**TASK DESCRIPTION**
Output each entry exactly; skip nothing.

**THE RECORDS**
#####
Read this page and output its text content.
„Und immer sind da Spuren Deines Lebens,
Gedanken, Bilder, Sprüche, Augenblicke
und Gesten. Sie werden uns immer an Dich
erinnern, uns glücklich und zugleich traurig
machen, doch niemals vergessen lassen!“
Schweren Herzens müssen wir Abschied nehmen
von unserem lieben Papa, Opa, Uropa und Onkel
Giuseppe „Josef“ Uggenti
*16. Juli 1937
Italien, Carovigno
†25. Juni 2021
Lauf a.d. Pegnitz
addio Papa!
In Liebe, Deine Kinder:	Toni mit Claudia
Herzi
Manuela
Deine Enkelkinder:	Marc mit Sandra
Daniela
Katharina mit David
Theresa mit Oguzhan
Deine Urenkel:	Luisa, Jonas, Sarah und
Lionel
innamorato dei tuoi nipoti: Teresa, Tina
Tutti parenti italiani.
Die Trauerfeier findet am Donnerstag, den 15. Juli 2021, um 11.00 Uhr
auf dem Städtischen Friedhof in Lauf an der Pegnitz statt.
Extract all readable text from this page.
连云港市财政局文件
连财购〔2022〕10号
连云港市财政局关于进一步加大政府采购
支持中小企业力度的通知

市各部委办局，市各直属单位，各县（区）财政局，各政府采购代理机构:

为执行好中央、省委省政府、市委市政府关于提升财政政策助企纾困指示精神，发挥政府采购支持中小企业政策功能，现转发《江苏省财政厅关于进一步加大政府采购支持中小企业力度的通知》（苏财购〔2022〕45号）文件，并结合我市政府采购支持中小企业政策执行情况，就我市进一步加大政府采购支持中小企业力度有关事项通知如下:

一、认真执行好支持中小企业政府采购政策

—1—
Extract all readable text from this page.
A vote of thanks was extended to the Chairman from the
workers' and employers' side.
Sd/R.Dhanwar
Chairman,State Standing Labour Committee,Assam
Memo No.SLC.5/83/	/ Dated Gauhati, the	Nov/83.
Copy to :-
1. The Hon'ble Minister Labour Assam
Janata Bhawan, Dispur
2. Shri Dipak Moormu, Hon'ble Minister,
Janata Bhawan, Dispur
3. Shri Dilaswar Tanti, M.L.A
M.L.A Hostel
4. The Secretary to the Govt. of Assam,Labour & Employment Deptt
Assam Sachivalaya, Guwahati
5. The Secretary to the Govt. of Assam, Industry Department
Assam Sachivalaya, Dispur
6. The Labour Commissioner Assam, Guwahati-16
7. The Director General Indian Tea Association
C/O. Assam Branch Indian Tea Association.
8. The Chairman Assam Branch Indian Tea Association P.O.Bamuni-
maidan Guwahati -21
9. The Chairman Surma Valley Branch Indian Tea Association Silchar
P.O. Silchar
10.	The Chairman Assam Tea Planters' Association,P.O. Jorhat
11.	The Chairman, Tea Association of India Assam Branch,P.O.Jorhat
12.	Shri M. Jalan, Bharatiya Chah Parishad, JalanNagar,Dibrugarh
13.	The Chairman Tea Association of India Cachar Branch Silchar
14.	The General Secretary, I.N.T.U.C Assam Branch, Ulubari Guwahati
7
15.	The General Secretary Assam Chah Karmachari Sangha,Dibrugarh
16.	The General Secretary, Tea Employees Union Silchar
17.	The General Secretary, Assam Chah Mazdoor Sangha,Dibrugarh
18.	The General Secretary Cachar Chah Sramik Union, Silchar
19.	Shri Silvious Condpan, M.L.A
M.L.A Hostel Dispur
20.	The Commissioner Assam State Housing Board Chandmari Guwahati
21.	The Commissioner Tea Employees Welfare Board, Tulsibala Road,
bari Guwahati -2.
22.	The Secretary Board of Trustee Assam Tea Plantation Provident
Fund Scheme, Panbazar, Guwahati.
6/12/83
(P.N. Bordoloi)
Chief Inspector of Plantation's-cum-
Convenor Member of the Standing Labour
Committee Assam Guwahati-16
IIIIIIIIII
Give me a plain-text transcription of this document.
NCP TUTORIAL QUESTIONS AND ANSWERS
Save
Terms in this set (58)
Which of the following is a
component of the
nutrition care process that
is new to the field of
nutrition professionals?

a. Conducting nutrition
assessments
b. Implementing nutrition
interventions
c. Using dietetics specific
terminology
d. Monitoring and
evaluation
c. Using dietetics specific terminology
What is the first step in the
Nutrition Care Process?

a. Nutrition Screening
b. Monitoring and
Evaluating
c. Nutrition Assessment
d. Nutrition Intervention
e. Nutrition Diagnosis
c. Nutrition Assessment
#####
**SOLUTION TO THIS TASK**
Read this page and output its text content.
„Und immer sind da Spuren Deines Lebens,
Gedanken, Bilder, Sprüche, Augenblicke
und Gesten. Sie werden uns immer an Dich
erinnern, uns glücklich und zugleich traurig
machen, doch niemals vergessen lassen!“
Schweren Herzens müssen wir Abschied nehmen
von unserem lieben Papa, Opa, Uropa und Onkel
Giuseppe „Josef“ Uggenti
*16. Juli 1937
Italien, Carovigno
†25. Juni 2021
Lauf a.d. Pegnitz
addio Papa!
In Liebe, Deine Kinder:	Toni mit Claudia
Herzi
Manuela
Deine Enkelkinder:	Marc mit Sandra
Daniela
Katharina mit David
Theresa mit Oguzhan
Deine Urenkel:	Luisa, Jonas, Sarah und
Lionel
innamorato dei tuoi nipoti: Teresa, Tina
Tutti parenti italiani.
Die Trauerfeier findet am Donnerstag, den 15. Juli 2021, um 11.00 Uhr
auf dem Städtischen Friedhof in Lauf an der Pegnitz statt.
Extract all readable text from this page.
连云港市财政局文件
连财购〔2022〕10号
连云港市财政局关于进一步加大政府采购
支持中小企业力度的通知

市各部委办局，市各直属单位，各县（区）财政局，各政府采购代理机构:

为执行好中央、省委省政府、市委市政府关于提升财政政策助企纾困指示精神，发挥政府采购支持中小企业政策功能，现转发《江苏省财政厅关于进一步加大政府采购支持中小企业力度的通知》（苏财购〔2022〕45号）文件，并结合我市政府采购支持中小企业政策执行情况，就我市进一步加大政府采购支持中小企业力度有关事项通知如下:

一、认真执行好支持中小企业政府采购政策

—1—
Extract all readable text from this page.
A vote of thanks was extended to the Chairman from the
workers' and employers' side.
Sd/R.Dhanwar
Chairman,State Standing Labour Committee,Assam
Memo No.SLC.5/83/	/ Dated Gauhati, the	Nov/83.
Copy to :-
1. The Hon'ble Minister Labour Assam
Janata Bhawan, Dispur
2. Shri Dipak Moormu, Hon'ble Minister,
Janata Bhawan, Dispur
3. Shri Dilaswar Tanti, M.L.A
M.L.A Hostel
4. The Secretary to the Govt. of Assam,Labour & Employment Deptt
Assam Sachivalaya, Guwahati
5. The Secretary to the Govt. of Assam, Industry Department
Assam Sachivalaya, Dispur
6. The Labour Commissioner Assam, Guwahati-16
7. The Director General Indian Tea Association
C/O. Assam Branch Indian Tea Association.
8. The Chairman Assam Branch Indian Tea Association P.O.Bamuni-
maidan Guwahati -21
9. The Chairman Surma Valley Branch Indian Tea Association Silchar
P.O. Silchar
10.	The Chairman Assam Tea Planters' Association,P.O. Jorhat
11.	The Chairman, Tea Association of India Assam Branch,P.O.Jorhat
12.	Shri M. Jalan, Bharatiya Chah Parishad, JalanNagar,Dibrugarh
13.	The Chairman Tea Association of India Cachar Branch Silchar
14.	The General Secretary, I.N.T.U.C Assam Branch, Ulubari Guwahati
7
15.	The General Secretary Assam Chah Karmachari Sangha,Dibrugarh
16.	The General Secretary, Tea Employees Union Silchar
17.	The General Secretary, Assam Chah Mazdoor Sangha,Dibrugarh
18.	The General Secretary Cachar Chah Sramik Union, Silchar
19.	Shri Silvious Condpan, M.L.A
M.L.A Hostel Dispur
20.	The Commissioner Assam State Housing Board Chandmari Guwahati
21.	The Commissioner Tea Employees Welfare Board, Tulsibala Road,
bari Guwahati -2.
22.	The Secretary Board of Trustee Assam Tea Plantation Provident
Fund Scheme, Panbazar, Guwahati.
6/12/83
(P.N. Bordoloi)
Chief Inspector of Plantation's-cum-
Convenor Member of the Standing Labour
Committee Assam Guwahati-16
IIIIIIIIII
Give me a plain-text transcription of this document.
NCP TUTORIAL QUESTIONS AND ANSWERS
Save
Terms in this set (58)
Which of the following is a
component of the
nutrition care process that
is new to the field of
nutrition professionals?

a. Conducting nutrition
assessments
b. Implementing nutrition
interventions
c. Using dietetics specific
terminology
d. Monitoring and
evaluation
c. Using dietetics specific terminology
What is the first step in the
Nutrition Care Process?

a. Nutrition Screening
b. Monitoring and
Evaluating
c. Nutrition Assessment
d. Nutrition Intervention
e. Nutrition Diagnosis
c. Nutrition Assessment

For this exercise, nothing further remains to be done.